## start EXTRACTED MATERIAL

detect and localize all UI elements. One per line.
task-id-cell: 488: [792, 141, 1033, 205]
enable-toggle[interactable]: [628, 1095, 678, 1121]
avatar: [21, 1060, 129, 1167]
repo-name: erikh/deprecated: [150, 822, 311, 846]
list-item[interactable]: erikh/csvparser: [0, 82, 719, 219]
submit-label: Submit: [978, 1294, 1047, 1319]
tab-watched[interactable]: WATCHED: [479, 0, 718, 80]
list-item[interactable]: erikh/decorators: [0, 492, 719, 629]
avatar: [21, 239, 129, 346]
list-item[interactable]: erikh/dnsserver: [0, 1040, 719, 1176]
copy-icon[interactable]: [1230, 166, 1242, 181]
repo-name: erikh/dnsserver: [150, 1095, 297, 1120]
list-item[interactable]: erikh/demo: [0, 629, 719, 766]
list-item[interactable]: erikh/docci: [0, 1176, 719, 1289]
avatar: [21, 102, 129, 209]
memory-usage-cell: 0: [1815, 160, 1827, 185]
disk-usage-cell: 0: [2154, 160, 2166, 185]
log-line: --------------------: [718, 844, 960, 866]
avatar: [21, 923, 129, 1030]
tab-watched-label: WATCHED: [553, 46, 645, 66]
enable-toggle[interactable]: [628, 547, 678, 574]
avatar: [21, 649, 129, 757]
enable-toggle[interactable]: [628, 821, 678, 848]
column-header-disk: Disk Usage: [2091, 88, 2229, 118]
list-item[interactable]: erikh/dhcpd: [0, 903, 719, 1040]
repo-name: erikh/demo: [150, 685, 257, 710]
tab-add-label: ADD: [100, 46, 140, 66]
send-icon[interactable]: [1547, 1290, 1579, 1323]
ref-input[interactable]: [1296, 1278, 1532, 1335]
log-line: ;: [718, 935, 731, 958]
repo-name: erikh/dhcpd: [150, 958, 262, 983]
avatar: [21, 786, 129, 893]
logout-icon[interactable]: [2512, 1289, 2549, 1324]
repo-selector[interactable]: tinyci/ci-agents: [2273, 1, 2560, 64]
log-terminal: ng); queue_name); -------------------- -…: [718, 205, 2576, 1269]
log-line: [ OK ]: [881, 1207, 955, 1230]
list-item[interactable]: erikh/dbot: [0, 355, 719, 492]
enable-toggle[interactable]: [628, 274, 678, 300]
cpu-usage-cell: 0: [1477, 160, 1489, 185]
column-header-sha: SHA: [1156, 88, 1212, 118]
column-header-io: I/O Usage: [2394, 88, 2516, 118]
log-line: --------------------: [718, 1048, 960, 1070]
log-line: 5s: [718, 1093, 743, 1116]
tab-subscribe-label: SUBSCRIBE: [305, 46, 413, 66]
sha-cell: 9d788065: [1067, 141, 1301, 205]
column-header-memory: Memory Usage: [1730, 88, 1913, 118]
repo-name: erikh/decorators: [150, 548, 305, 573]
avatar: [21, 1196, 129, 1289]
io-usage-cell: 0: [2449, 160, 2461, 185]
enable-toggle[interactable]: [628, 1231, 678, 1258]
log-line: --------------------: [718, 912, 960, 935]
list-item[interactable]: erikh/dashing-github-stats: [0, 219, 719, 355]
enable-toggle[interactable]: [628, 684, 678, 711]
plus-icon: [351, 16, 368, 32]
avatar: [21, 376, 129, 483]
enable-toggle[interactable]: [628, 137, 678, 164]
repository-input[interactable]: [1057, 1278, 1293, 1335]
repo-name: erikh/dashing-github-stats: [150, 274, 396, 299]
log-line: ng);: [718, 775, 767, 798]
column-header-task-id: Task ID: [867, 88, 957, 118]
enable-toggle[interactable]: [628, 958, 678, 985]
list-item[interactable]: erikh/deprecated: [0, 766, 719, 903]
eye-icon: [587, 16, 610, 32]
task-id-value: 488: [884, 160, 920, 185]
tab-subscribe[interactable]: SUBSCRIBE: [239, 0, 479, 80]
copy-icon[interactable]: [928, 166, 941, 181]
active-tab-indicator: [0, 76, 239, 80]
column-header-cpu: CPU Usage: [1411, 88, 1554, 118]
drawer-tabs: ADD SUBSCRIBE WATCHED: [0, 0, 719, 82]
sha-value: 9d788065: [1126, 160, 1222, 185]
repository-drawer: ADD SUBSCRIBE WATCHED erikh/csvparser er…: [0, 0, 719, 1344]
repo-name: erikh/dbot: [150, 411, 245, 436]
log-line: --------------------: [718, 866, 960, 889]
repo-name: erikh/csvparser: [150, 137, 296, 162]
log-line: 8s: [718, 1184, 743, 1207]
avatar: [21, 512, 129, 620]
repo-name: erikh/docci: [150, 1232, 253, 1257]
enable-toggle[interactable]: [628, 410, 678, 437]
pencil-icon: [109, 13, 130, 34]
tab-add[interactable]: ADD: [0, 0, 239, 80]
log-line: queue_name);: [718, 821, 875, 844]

## end EXTRACTED MATERIAL

_TASK:_
Reproduce the records above, swapping every "enable-toggle" for "activation-toggle" and leaving everything else unchanged.

_THE RESPONSE:_
detect and localize all UI elements. One per line.
task-id-cell: 488: [792, 141, 1033, 205]
activation-toggle[interactable]: [628, 1095, 678, 1121]
avatar: [21, 1060, 129, 1167]
repo-name: erikh/deprecated: [150, 822, 311, 846]
list-item[interactable]: erikh/csvparser: [0, 82, 719, 219]
submit-label: Submit: [978, 1294, 1047, 1319]
tab-watched[interactable]: WATCHED: [479, 0, 718, 80]
list-item[interactable]: erikh/decorators: [0, 492, 719, 629]
avatar: [21, 239, 129, 346]
list-item[interactable]: erikh/dnsserver: [0, 1040, 719, 1176]
copy-icon[interactable]: [1230, 166, 1242, 181]
repo-name: erikh/dnsserver: [150, 1095, 297, 1120]
list-item[interactable]: erikh/demo: [0, 629, 719, 766]
list-item[interactable]: erikh/docci: [0, 1176, 719, 1289]
avatar: [21, 102, 129, 209]
memory-usage-cell: 0: [1815, 160, 1827, 185]
disk-usage-cell: 0: [2154, 160, 2166, 185]
log-line: --------------------: [718, 844, 960, 866]
avatar: [21, 923, 129, 1030]
tab-watched-label: WATCHED: [553, 46, 645, 66]
activation-toggle[interactable]: [628, 547, 678, 574]
avatar: [21, 649, 129, 757]
activation-toggle[interactable]: [628, 821, 678, 848]
column-header-disk: Disk Usage: [2091, 88, 2229, 118]
list-item[interactable]: erikh/dhcpd: [0, 903, 719, 1040]
repo-name: erikh/demo: [150, 685, 257, 710]
tab-add-label: ADD: [100, 46, 140, 66]
send-icon[interactable]: [1547, 1290, 1579, 1323]
ref-input[interactable]: [1296, 1278, 1532, 1335]
log-line: ;: [718, 935, 731, 958]
repo-name: erikh/dhcpd: [150, 958, 262, 983]
avatar: [21, 786, 129, 893]
logout-icon[interactable]: [2512, 1289, 2549, 1324]
repo-selector[interactable]: tinyci/ci-agents: [2273, 1, 2560, 64]
log-terminal: ng); queue_name); -------------------- -…: [718, 205, 2576, 1269]
log-line: [ OK ]: [881, 1207, 955, 1230]
list-item[interactable]: erikh/dbot: [0, 355, 719, 492]
activation-toggle[interactable]: [628, 274, 678, 300]
cpu-usage-cell: 0: [1477, 160, 1489, 185]
column-header-sha: SHA: [1156, 88, 1212, 118]
column-header-io: I/O Usage: [2394, 88, 2516, 118]
log-line: --------------------: [718, 1048, 960, 1070]
log-line: 5s: [718, 1093, 743, 1116]
tab-subscribe-label: SUBSCRIBE: [305, 46, 413, 66]
sha-cell: 9d788065: [1067, 141, 1301, 205]
column-header-memory: Memory Usage: [1730, 88, 1913, 118]
repo-name: erikh/decorators: [150, 548, 305, 573]
avatar: [21, 1196, 129, 1289]
io-usage-cell: 0: [2449, 160, 2461, 185]
activation-toggle[interactable]: [628, 1231, 678, 1258]
log-line: --------------------: [718, 912, 960, 935]
list-item[interactable]: erikh/dashing-github-stats: [0, 219, 719, 355]
activation-toggle[interactable]: [628, 684, 678, 711]
plus-icon: [351, 16, 368, 32]
avatar: [21, 376, 129, 483]
activation-toggle[interactable]: [628, 137, 678, 164]
repository-input[interactable]: [1057, 1278, 1293, 1335]
repo-name: erikh/dashing-github-stats: [150, 274, 396, 299]
log-line: ng);: [718, 775, 767, 798]
column-header-task-id: Task ID: [867, 88, 957, 118]
activation-toggle[interactable]: [628, 958, 678, 985]
list-item[interactable]: erikh/deprecated: [0, 766, 719, 903]
eye-icon: [587, 16, 610, 32]
task-id-value: 488: [884, 160, 920, 185]
tab-subscribe[interactable]: SUBSCRIBE: [239, 0, 479, 80]
copy-icon[interactable]: [928, 166, 941, 181]
active-tab-indicator: [0, 76, 239, 80]
column-header-cpu: CPU Usage: [1411, 88, 1554, 118]
drawer-tabs: ADD SUBSCRIBE WATCHED: [0, 0, 719, 82]
sha-value: 9d788065: [1126, 160, 1222, 185]
repository-drawer: ADD SUBSCRIBE WATCHED erikh/csvparser er…: [0, 0, 719, 1344]
repo-name: erikh/dbot: [150, 411, 245, 436]
log-line: --------------------: [718, 866, 960, 889]
repo-name: erikh/csvparser: [150, 137, 296, 162]
log-line: 8s: [718, 1184, 743, 1207]
avatar: [21, 512, 129, 620]
repo-name: erikh/docci: [150, 1232, 253, 1257]
activation-toggle[interactable]: [628, 410, 678, 437]
pencil-icon: [109, 13, 130, 34]
tab-add[interactable]: ADD: [0, 0, 239, 80]
log-line: queue_name);: [718, 821, 875, 844]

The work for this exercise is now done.